## Dataset extract
- - - - -

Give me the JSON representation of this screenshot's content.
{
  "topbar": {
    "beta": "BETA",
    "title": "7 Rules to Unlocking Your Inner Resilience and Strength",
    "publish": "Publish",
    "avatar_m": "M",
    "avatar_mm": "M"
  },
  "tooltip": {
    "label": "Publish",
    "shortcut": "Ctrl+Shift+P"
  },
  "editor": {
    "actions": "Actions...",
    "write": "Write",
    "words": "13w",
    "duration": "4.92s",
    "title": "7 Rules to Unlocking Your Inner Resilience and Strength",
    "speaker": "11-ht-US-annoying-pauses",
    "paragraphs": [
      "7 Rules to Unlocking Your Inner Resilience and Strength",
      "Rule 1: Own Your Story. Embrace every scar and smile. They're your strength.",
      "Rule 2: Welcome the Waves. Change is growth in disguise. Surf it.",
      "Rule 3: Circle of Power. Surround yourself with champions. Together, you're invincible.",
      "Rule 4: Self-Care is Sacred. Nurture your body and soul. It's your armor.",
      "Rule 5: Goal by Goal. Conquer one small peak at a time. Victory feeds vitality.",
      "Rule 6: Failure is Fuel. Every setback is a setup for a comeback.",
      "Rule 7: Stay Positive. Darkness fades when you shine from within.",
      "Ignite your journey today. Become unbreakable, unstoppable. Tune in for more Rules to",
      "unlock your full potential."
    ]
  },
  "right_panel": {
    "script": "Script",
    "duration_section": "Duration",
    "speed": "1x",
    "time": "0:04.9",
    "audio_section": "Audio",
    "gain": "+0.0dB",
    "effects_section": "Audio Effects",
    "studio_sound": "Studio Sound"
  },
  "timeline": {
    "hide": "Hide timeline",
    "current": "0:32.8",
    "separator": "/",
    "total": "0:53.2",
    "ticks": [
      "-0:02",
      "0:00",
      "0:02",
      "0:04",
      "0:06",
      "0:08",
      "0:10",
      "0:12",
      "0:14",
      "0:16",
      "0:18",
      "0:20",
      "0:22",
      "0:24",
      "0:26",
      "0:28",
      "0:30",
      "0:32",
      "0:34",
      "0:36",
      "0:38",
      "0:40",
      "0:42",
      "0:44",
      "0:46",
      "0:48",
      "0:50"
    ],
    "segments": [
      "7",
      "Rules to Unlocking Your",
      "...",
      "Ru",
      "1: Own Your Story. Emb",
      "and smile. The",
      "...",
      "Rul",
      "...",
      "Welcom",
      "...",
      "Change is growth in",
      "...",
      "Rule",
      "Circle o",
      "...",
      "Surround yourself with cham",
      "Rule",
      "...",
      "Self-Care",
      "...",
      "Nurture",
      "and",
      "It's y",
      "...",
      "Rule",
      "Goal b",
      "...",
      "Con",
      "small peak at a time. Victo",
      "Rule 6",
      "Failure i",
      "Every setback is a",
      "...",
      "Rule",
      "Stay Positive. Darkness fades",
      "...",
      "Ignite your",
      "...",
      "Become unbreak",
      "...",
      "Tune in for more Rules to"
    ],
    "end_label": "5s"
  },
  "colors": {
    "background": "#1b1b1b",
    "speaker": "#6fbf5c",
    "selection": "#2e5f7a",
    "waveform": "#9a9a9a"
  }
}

- - - - -

## Exercise details
Every record above needs to be repeated word for word.

## Result of the task
Give me the JSON representation of this screenshot's content.
{
  "topbar": {
    "beta": "BETA",
    "title": "7 Rules to Unlocking Your Inner Resilience and Strength",
    "publish": "Publish",
    "avatar_m": "M",
    "avatar_mm": "M"
  },
  "tooltip": {
    "label": "Publish",
    "shortcut": "Ctrl+Shift+P"
  },
  "editor": {
    "actions": "Actions...",
    "write": "Write",
    "words": "13w",
    "duration": "4.92s",
    "title": "7 Rules to Unlocking Your Inner Resilience and Strength",
    "speaker": "11-ht-US-annoying-pauses",
    "paragraphs": [
      "7 Rules to Unlocking Your Inner Resilience and Strength",
      "Rule 1: Own Your Story. Embrace every scar and smile. They're your strength.",
      "Rule 2: Welcome the Waves. Change is growth in disguise. Surf it.",
      "Rule 3: Circle of Power. Surround yourself with champions. Together, you're invincible.",
      "Rule 4: Self-Care is Sacred. Nurture your body and soul. It's your armor.",
      "Rule 5: Goal by Goal. Conquer one small peak at a time. Victory feeds vitality.",
      "Rule 6: Failure is Fuel. Every setback is a setup for a comeback.",
      "Rule 7: Stay Positive. Darkness fades when you shine from within.",
      "Ignite your journey today. Become unbreakable, unstoppable. Tune in for more Rules to",
      "unlock your full potential."
    ]
  },
  "right_panel": {
    "script": "Script",
    "duration_section": "Duration",
    "speed": "1x",
    "time": "0:04.9",
    "audio_section": "Audio",
    "gain": "+0.0dB",
    "effects_section": "Audio Effects",
    "studio_sound": "Studio Sound"
  },
  "timeline": {
    "hide": "Hide timeline",
    "current": "0:32.8",
    "separator": "/",
    "total": "0:53.2",
    "ticks": [
      "-0:02",
      "0:00",
      "0:02",
      "0:04",
      "0:06",
      "0:08",
      "0:10",
      "0:12",
      "0:14",
      "0:16",
      "0:18",
      "0:20",
      "0:22",
      "0:24",
      "0:26",
      "0:28",
      "0:30",
      "0:32",
      "0:34",
      "0:36",
      "0:38",
      "0:40",
      "0:42",
      "0:44",
      "0:46",
      "0:48",
      "0:50"
    ],
    "segments": [
      "7",
      "Rules to Unlocking Your",
      "...",
      "Ru",
      "1: Own Your Story. Emb",
      "and smile. The",
      "...",
      "Rul",
      "...",
      "Welcom",
      "...",
      "Change is growth in",
      "...",
      "Rule",
      "Circle o",
      "...",
      "Surround yourself with cham",
      "Rule",
      "...",
      "Self-Care",
      "...",
      "Nurture",
      "and",
      "It's y",
      "...",
      "Rule",
      "Goal b",
      "...",
      "Con",
      "small peak at a time. Victo",
      "Rule 6",
      "Failure i",
      "Every setback is a",
      "...",
      "Rule",
      "Stay Positive. Darkness fades",
      "...",
      "Ignite your",
      "...",
      "Become unbreak",
      "...",
      "Tune in for more Rules to"
    ],
    "end_label": "5s"
  },
  "colors": {
    "background": "#1b1b1b",
    "speaker": "#6fbf5c",
    "selection": "#2e5f7a",
    "waveform": "#9a9a9a"
  }
}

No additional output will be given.